■ TASK TO COMPLETE:
Write out each line in which the string "Hastings" is present.

═════ DATA EXCERPTS ═════

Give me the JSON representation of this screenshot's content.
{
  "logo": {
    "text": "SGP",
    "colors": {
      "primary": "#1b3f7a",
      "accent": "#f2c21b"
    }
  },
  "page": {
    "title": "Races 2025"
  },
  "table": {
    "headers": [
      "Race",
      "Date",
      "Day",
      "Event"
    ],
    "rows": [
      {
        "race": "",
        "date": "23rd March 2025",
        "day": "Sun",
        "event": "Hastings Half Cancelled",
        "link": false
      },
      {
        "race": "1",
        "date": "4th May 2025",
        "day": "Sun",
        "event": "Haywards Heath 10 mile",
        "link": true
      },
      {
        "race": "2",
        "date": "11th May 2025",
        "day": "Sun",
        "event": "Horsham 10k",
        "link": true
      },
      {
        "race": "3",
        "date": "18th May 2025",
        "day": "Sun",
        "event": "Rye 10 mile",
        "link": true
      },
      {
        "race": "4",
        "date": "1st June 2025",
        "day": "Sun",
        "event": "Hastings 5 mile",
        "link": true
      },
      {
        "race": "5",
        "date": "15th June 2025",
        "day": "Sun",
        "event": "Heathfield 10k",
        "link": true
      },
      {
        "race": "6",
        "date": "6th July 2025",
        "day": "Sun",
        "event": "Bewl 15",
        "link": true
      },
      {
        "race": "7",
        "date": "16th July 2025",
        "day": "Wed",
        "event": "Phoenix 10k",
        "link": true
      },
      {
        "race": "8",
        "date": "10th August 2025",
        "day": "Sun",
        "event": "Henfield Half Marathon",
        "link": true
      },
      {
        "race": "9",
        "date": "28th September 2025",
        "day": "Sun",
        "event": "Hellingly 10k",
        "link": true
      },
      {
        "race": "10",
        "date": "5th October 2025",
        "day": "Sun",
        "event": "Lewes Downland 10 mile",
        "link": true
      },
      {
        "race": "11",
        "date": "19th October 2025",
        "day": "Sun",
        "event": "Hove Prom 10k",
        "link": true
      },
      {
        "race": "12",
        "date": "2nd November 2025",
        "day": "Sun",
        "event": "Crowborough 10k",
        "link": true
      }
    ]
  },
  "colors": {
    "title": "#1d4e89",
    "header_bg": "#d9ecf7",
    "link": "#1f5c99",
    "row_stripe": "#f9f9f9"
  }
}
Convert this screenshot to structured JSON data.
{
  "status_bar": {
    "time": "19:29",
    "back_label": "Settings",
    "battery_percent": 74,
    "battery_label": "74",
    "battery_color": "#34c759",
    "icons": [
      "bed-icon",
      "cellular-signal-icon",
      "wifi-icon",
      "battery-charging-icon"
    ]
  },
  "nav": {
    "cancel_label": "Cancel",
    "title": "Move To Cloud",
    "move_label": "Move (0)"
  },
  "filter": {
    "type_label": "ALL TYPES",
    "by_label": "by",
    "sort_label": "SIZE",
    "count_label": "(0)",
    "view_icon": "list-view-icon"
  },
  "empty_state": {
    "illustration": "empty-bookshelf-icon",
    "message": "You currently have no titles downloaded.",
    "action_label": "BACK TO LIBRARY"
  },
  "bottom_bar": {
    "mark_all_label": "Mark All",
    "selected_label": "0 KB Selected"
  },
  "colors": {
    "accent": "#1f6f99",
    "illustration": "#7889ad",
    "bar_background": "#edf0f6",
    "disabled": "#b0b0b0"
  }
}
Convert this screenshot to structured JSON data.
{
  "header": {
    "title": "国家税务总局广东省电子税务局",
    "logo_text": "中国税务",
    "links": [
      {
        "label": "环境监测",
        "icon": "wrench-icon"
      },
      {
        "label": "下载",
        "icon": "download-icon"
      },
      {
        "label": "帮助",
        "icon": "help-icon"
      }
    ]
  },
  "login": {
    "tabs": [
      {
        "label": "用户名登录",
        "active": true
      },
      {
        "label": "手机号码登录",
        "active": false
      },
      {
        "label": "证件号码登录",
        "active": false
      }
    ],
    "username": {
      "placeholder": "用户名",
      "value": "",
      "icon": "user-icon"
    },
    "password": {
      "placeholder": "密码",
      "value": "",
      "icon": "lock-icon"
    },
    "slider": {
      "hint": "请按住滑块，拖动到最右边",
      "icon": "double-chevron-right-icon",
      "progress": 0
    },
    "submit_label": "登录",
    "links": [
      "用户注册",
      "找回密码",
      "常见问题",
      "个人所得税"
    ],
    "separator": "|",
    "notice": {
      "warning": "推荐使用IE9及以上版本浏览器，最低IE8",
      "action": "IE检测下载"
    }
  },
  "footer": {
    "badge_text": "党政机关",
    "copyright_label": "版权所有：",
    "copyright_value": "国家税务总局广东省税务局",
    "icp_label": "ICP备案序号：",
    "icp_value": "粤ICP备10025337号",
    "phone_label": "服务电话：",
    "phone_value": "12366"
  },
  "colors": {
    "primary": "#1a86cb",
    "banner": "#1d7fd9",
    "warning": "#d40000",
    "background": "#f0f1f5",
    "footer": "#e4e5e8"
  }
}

═════

■ RESULT:
        "event": "Hastings Half Cancelled",
        "event": "Hastings 5 mile",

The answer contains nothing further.